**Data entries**

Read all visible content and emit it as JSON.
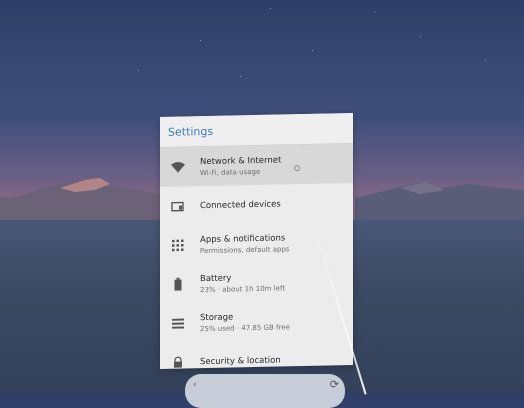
{
  "panel": {
    "title": "Settings",
    "items": [
      {
        "title": "Network & Internet",
        "subtitle": "Wi-Fi, data usage",
        "icon": "wifi-icon",
        "active": true
      },
      {
        "title": "Connected devices",
        "subtitle": "",
        "icon": "connected-devices-icon",
        "active": false
      },
      {
        "title": "Apps & notifications",
        "subtitle": "Permissions, default apps",
        "icon": "apps-grid-icon",
        "active": false
      },
      {
        "title": "Battery",
        "subtitle": "23% · about 1h 10m left",
        "icon": "battery-icon",
        "active": false
      },
      {
        "title": "Storage",
        "subtitle": "25% used · 47.85 GB free",
        "icon": "storage-icon",
        "active": false
      },
      {
        "title": "Security & location",
        "subtitle": "",
        "icon": "lock-icon",
        "active": false
      }
    ]
  },
  "bottom_bar": {
    "left_glyph": "‹",
    "right_glyph": "⟳"
  },
  "colors": {
    "accent": "#3f7fc3",
    "panel_bg": "#ececec",
    "active_row": "#d8d8d8"
  }
}
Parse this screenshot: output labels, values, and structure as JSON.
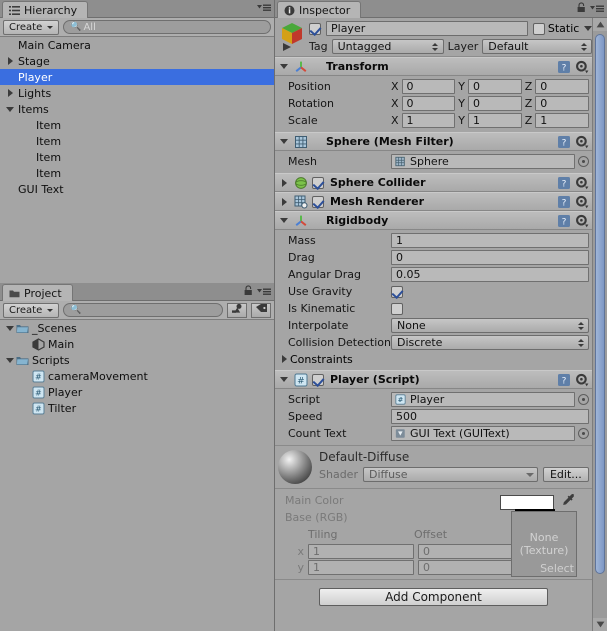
{
  "app": {
    "theme_bg": "#a5a5a5",
    "accent_selection": "#3a6ee0"
  },
  "hierarchy": {
    "tab_label": "Hierarchy",
    "tab_icon": "hierarchy-list-icon",
    "create_label": "Create",
    "search_placeholder": "All",
    "search_value": "",
    "items": [
      {
        "label": "Main Camera",
        "indent": 1,
        "arrow": "none",
        "selected": false
      },
      {
        "label": "Stage",
        "indent": 1,
        "arrow": "closed",
        "selected": false
      },
      {
        "label": "Player",
        "indent": 1,
        "arrow": "none",
        "selected": true
      },
      {
        "label": "Lights",
        "indent": 1,
        "arrow": "closed",
        "selected": false
      },
      {
        "label": "Items",
        "indent": 1,
        "arrow": "open",
        "selected": false
      },
      {
        "label": "Item",
        "indent": 2,
        "arrow": "none",
        "selected": false
      },
      {
        "label": "Item",
        "indent": 2,
        "arrow": "none",
        "selected": false
      },
      {
        "label": "Item",
        "indent": 2,
        "arrow": "none",
        "selected": false
      },
      {
        "label": "Item",
        "indent": 2,
        "arrow": "none",
        "selected": false
      },
      {
        "label": "GUI Text",
        "indent": 1,
        "arrow": "none",
        "selected": false
      }
    ]
  },
  "project": {
    "tab_label": "Project",
    "tab_icon": "folder-icon",
    "create_label": "Create",
    "search_placeholder": "",
    "search_value": "",
    "filter_type_icon": "filter-by-type-icon",
    "filter_label_icon": "filter-by-label-icon",
    "items": [
      {
        "label": "_Scenes",
        "indent": 0,
        "arrow": "open",
        "icon": "folder-icon"
      },
      {
        "label": "Main",
        "indent": 1,
        "arrow": "none",
        "icon": "unity-scene-icon"
      },
      {
        "label": "Scripts",
        "indent": 0,
        "arrow": "open",
        "icon": "folder-icon"
      },
      {
        "label": "cameraMovement",
        "indent": 1,
        "arrow": "none",
        "icon": "csharp-script-icon"
      },
      {
        "label": "Player",
        "indent": 1,
        "arrow": "none",
        "icon": "csharp-script-icon"
      },
      {
        "label": "Tilter",
        "indent": 1,
        "arrow": "none",
        "icon": "csharp-script-icon"
      }
    ]
  },
  "inspector": {
    "tab_label": "Inspector",
    "tab_icon": "info-icon",
    "object": {
      "icon": "gameobject-cube-icon",
      "enabled": true,
      "name": "Player",
      "static_label": "Static",
      "static_checked": false,
      "tag_label": "Tag",
      "tag_value": "Untagged",
      "layer_label": "Layer",
      "layer_value": "Default"
    },
    "components": [
      {
        "name": "transform",
        "title": "Transform",
        "icon": "transform-axis-icon",
        "expanded": true,
        "has_enable_checkbox": false,
        "rows": [
          {
            "label": "Position",
            "type": "vector3",
            "x": "0",
            "y": "0",
            "z": "0"
          },
          {
            "label": "Rotation",
            "type": "vector3",
            "x": "0",
            "y": "0",
            "z": "0"
          },
          {
            "label": "Scale",
            "type": "vector3",
            "x": "1",
            "y": "1",
            "z": "1"
          }
        ]
      },
      {
        "name": "mesh-filter",
        "title": "Sphere (Mesh Filter)",
        "icon": "mesh-filter-icon",
        "expanded": true,
        "has_enable_checkbox": false,
        "rows": [
          {
            "label": "Mesh",
            "type": "object",
            "value": "Sphere",
            "value_icon": "mesh-icon"
          }
        ]
      },
      {
        "name": "sphere-collider",
        "title": "Sphere Collider",
        "icon": "sphere-collider-icon",
        "expanded": false,
        "has_enable_checkbox": true,
        "enabled": true,
        "rows": []
      },
      {
        "name": "mesh-renderer",
        "title": "Mesh Renderer",
        "icon": "mesh-renderer-icon",
        "expanded": false,
        "has_enable_checkbox": true,
        "enabled": true,
        "rows": []
      },
      {
        "name": "rigidbody",
        "title": "Rigidbody",
        "icon": "rigidbody-icon",
        "expanded": true,
        "has_enable_checkbox": false,
        "rows": [
          {
            "label": "Mass",
            "type": "text",
            "value": "1"
          },
          {
            "label": "Drag",
            "type": "text",
            "value": "0"
          },
          {
            "label": "Angular Drag",
            "type": "text",
            "value": "0.05"
          },
          {
            "label": "Use Gravity",
            "type": "checkbox",
            "checked": true
          },
          {
            "label": "Is Kinematic",
            "type": "checkbox",
            "checked": false
          },
          {
            "label": "Interpolate",
            "type": "dropdown",
            "value": "None"
          },
          {
            "label": "Collision Detection",
            "type": "dropdown",
            "value": "Discrete"
          },
          {
            "label": "Constraints",
            "type": "foldout",
            "expanded": false
          }
        ]
      },
      {
        "name": "player-script",
        "title": "Player (Script)",
        "icon": "csharp-script-icon",
        "expanded": true,
        "has_enable_checkbox": true,
        "enabled": true,
        "rows": [
          {
            "label": "Script",
            "type": "object",
            "value": "Player",
            "value_icon": "csharp-script-icon"
          },
          {
            "label": "Speed",
            "type": "text",
            "value": "500"
          },
          {
            "label": "Count Text",
            "type": "object",
            "value": "GUI Text (GUIText)",
            "value_icon": "guitext-icon"
          }
        ]
      }
    ],
    "material": {
      "name": "Default-Diffuse",
      "preview_icon": "material-sphere-preview",
      "shader_label": "Shader",
      "shader_value": "Diffuse",
      "edit_label": "Edit...",
      "main_color_label": "Main Color",
      "main_color_value": "#ffffff",
      "base_rgb_label": "Base (RGB)",
      "texture_none_line1": "None",
      "texture_none_line2": "(Texture)",
      "texture_select_label": "Select",
      "tiling_label": "Tiling",
      "offset_label": "Offset",
      "rows": [
        {
          "axis": "x",
          "tiling": "1",
          "offset": "0"
        },
        {
          "axis": "y",
          "tiling": "1",
          "offset": "0"
        }
      ]
    },
    "add_component_label": "Add Component"
  }
}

**Request**
Reproduce the data verbatim. Do not carry any picture into the copy.

**Task solution**
Read all visible content and emit it as JSON.
{
  "panel": {
    "title": "Settings",
    "items": [
      {
        "title": "Network & Internet",
        "subtitle": "Wi-Fi, data usage",
        "icon": "wifi-icon",
        "active": true
      },
      {
        "title": "Connected devices",
        "subtitle": "",
        "icon": "connected-devices-icon",
        "active": false
      },
      {
        "title": "Apps & notifications",
        "subtitle": "Permissions, default apps",
        "icon": "apps-grid-icon",
        "active": false
      },
      {
        "title": "Battery",
        "subtitle": "23% · about 1h 10m left",
        "icon": "battery-icon",
        "active": false
      },
      {
        "title": "Storage",
        "subtitle": "25% used · 47.85 GB free",
        "icon": "storage-icon",
        "active": false
      },
      {
        "title": "Security & location",
        "subtitle": "",
        "icon": "lock-icon",
        "active": false
      }
    ]
  },
  "bottom_bar": {
    "left_glyph": "‹",
    "right_glyph": "⟳"
  },
  "colors": {
    "accent": "#3f7fc3",
    "panel_bg": "#ececec",
    "active_row": "#d8d8d8"
  }
}
Parse this screenshot: output labels, values, and structure as JSON.
{
  "app": {
    "theme_bg": "#a5a5a5",
    "accent_selection": "#3a6ee0"
  },
  "hierarchy": {
    "tab_label": "Hierarchy",
    "tab_icon": "hierarchy-list-icon",
    "create_label": "Create",
    "search_placeholder": "All",
    "search_value": "",
    "items": [
      {
        "label": "Main Camera",
        "indent": 1,
        "arrow": "none",
        "selected": false
      },
      {
        "label": "Stage",
        "indent": 1,
        "arrow": "closed",
        "selected": false
      },
      {
        "label": "Player",
        "indent": 1,
        "arrow": "none",
        "selected": true
      },
      {
        "label": "Lights",
        "indent": 1,
        "arrow": "closed",
        "selected": false
      },
      {
        "label": "Items",
        "indent": 1,
        "arrow": "open",
        "selected": false
      },
      {
        "label": "Item",
        "indent": 2,
        "arrow": "none",
        "selected": false
      },
      {
        "label": "Item",
        "indent": 2,
        "arrow": "none",
        "selected": false
      },
      {
        "label": "Item",
        "indent": 2,
        "arrow": "none",
        "selected": false
      },
      {
        "label": "Item",
        "indent": 2,
        "arrow": "none",
        "selected": false
      },
      {
        "label": "GUI Text",
        "indent": 1,
        "arrow": "none",
        "selected": false
      }
    ]
  },
  "project": {
    "tab_label": "Project",
    "tab_icon": "folder-icon",
    "create_label": "Create",
    "search_placeholder": "",
    "search_value": "",
    "filter_type_icon": "filter-by-type-icon",
    "filter_label_icon": "filter-by-label-icon",
    "items": [
      {
        "label": "_Scenes",
        "indent": 0,
        "arrow": "open",
        "icon": "folder-icon"
      },
      {
        "label": "Main",
        "indent": 1,
        "arrow": "none",
        "icon": "unity-scene-icon"
      },
      {
        "label": "Scripts",
        "indent": 0,
        "arrow": "open",
        "icon": "folder-icon"
      },
      {
        "label": "cameraMovement",
        "indent": 1,
        "arrow": "none",
        "icon": "csharp-script-icon"
      },
      {
        "label": "Player",
        "indent": 1,
        "arrow": "none",
        "icon": "csharp-script-icon"
      },
      {
        "label": "Tilter",
        "indent": 1,
        "arrow": "none",
        "icon": "csharp-script-icon"
      }
    ]
  },
  "inspector": {
    "tab_label": "Inspector",
    "tab_icon": "info-icon",
    "object": {
      "icon": "gameobject-cube-icon",
      "enabled": true,
      "name": "Player",
      "static_label": "Static",
      "static_checked": false,
      "tag_label": "Tag",
      "tag_value": "Untagged",
      "layer_label": "Layer",
      "layer_value": "Default"
    },
    "components": [
      {
        "name": "transform",
        "title": "Transform",
        "icon": "transform-axis-icon",
        "expanded": true,
        "has_enable_checkbox": false,
        "rows": [
          {
            "label": "Position",
            "type": "vector3",
            "x": "0",
            "y": "0",
            "z": "0"
          },
          {
            "label": "Rotation",
            "type": "vector3",
            "x": "0",
            "y": "0",
            "z": "0"
          },
          {
            "label": "Scale",
            "type": "vector3",
            "x": "1",
            "y": "1",
            "z": "1"
          }
        ]
      },
      {
        "name": "mesh-filter",
        "title": "Sphere (Mesh Filter)",
        "icon": "mesh-filter-icon",
        "expanded": true,
        "has_enable_checkbox": false,
        "rows": [
          {
            "label": "Mesh",
            "type": "object",
            "value": "Sphere",
            "value_icon": "mesh-icon"
          }
        ]
      },
      {
        "name": "sphere-collider",
        "title": "Sphere Collider",
        "icon": "sphere-collider-icon",
        "expanded": false,
        "has_enable_checkbox": true,
        "enabled": true,
        "rows": []
      },
      {
        "name": "mesh-renderer",
        "title": "Mesh Renderer",
        "icon": "mesh-renderer-icon",
        "expanded": false,
        "has_enable_checkbox": true,
        "enabled": true,
        "rows": []
      },
      {
        "name": "rigidbody",
        "title": "Rigidbody",
        "icon": "rigidbody-icon",
        "expanded": true,
        "has_enable_checkbox": false,
        "rows": [
          {
            "label": "Mass",
            "type": "text",
            "value": "1"
          },
          {
            "label": "Drag",
            "type": "text",
            "value": "0"
          },
          {
            "label": "Angular Drag",
            "type": "text",
            "value": "0.05"
          },
          {
            "label": "Use Gravity",
            "type": "checkbox",
            "checked": true
          },
          {
            "label": "Is Kinematic",
            "type": "checkbox",
            "checked": false
          },
          {
            "label": "Interpolate",
            "type": "dropdown",
            "value": "None"
          },
          {
            "label": "Collision Detection",
            "type": "dropdown",
            "value": "Discrete"
          },
          {
            "label": "Constraints",
            "type": "foldout",
            "expanded": false
          }
        ]
      },
      {
        "name": "player-script",
        "title": "Player (Script)",
        "icon": "csharp-script-icon",
        "expanded": true,
        "has_enable_checkbox": true,
        "enabled": true,
        "rows": [
          {
            "label": "Script",
            "type": "object",
            "value": "Player",
            "value_icon": "csharp-script-icon"
          },
          {
            "label": "Speed",
            "type": "text",
            "value": "500"
          },
          {
            "label": "Count Text",
            "type": "object",
            "value": "GUI Text (GUIText)",
            "value_icon": "guitext-icon"
          }
        ]
      }
    ],
    "material": {
      "name": "Default-Diffuse",
      "preview_icon": "material-sphere-preview",
      "shader_label": "Shader",
      "shader_value": "Diffuse",
      "edit_label": "Edit...",
      "main_color_label": "Main Color",
      "main_color_value": "#ffffff",
      "base_rgb_label": "Base (RGB)",
      "texture_none_line1": "None",
      "texture_none_line2": "(Texture)",
      "texture_select_label": "Select",
      "tiling_label": "Tiling",
      "offset_label": "Offset",
      "rows": [
        {
          "axis": "x",
          "tiling": "1",
          "offset": "0"
        },
        {
          "axis": "y",
          "tiling": "1",
          "offset": "0"
        }
      ]
    },
    "add_component_label": "Add Component"
  }
}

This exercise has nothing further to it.